◆ Задания:
**A.** Как называется недавно вышедшая книга, о которой говорится в тексте о Евгении Марголите?
**B.** Подхватите текст о Евгении Марголите и продолжите его начиная с места, следующего за последним приведенным предложением.

◆ Выбранный текст:

======

«Местечковые евреи дали жару в кино»
22.03.2013
22.03.2013
Евгений Марголит — киновед, причем из той редкой породы, любящей свой предмет так же страстно, как мало кто кого любит в принципе. В своем роде он уникум, редчайший экземпляр человеческой породы, «чокнутый профессор», как он сам о себе говорит. «Зато профессор, — смеется Женя, — раньше я был просто для всех "чокнутый"». Если бы не Перестройка, Марголита, эдакого Перельмана от киноведения, никто, возможно, и не узнал бы. Он был настолько переполнен знаниями и желанием с ними поделиться, что буквально сходил с ума: однако никогда не умел встраиваться в истеблишмент. Слишком оригинален, слишком экстравагантен, слишком талантлив...
Совсем недавно, буквально только что, вышла его толстенная книга, непарадная история советского кино со странным названием: «Живые и мертвое». Именно так: ЖИВЫЕ — то есть те, кто делал это самое кино в МЕРТВОЙ системе тоталитаризма и повсеместного насилия.

======

◆ Исходные данные:
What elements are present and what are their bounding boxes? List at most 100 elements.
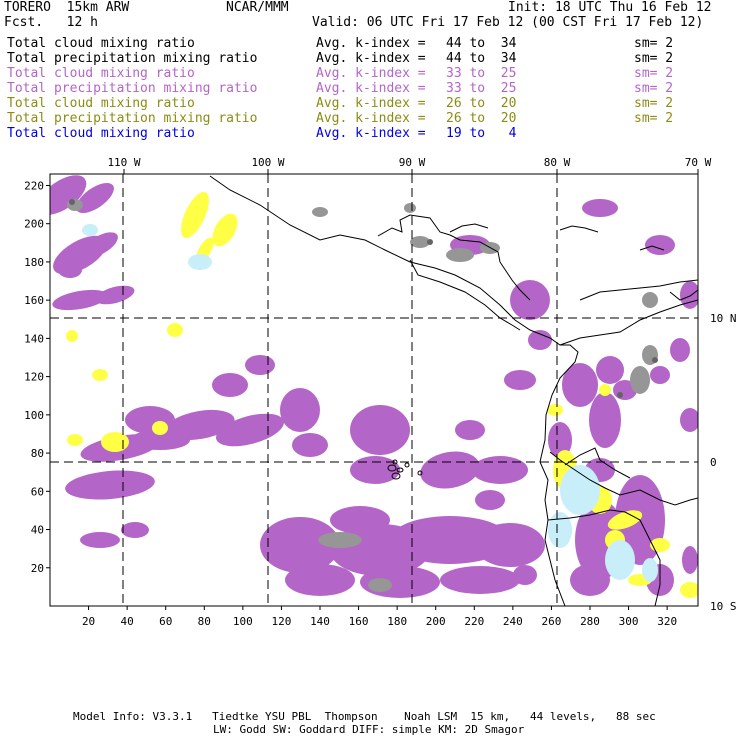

======

◆ Ожидаемые ответы:
**A.** «Живые и мертвое».

**B.**
Между тем, среди этих «живых», создавших на пустом месте огромную культуру под названием «советское кино», евреи играли не последнюю роль. Вот об этом мы с Женей и поговорили.
— Женя, книга вышла, и книга блестящая, необычная, концептуальная. Думаю, это будет книга года — среди искусствоведческих штудий, я имею в виду.
— Спасибо, спасибо... Понимаешь, мне страшно захотелось понять, что же это было: эта эпоха, которая уже закончилась, и, таким образом, может быть рассмотрена как нечто завершенное. Мне захотелось понять, как же все-таки пробилась живая жизнь посреди мертвой геометрии.
— Более того: ты как будто восхищаешься не только этими людьми, от Эрмлера до Эйзенштейна, от Довженко до Донского, этими «строителями коммунизма»: сама эпоха, по сути, чудовищная, вроде бы и окрашивается как-то по-иному. В общем, твоими бы устами — да мед пить...
— Здесь все не так просто. Социальный результат — да, чудовищный, зато результат художественный оттого такой блистательный, что все эти советские режиссеры исходили из модели идеального мира, справедливого и прекрасного, эдакого Царства Б-жьего на земле.
— Как Бердяев говорил — «Истоки и смысл русского коммунизма»? Замена сакрального на социальное и превращение одного в другое?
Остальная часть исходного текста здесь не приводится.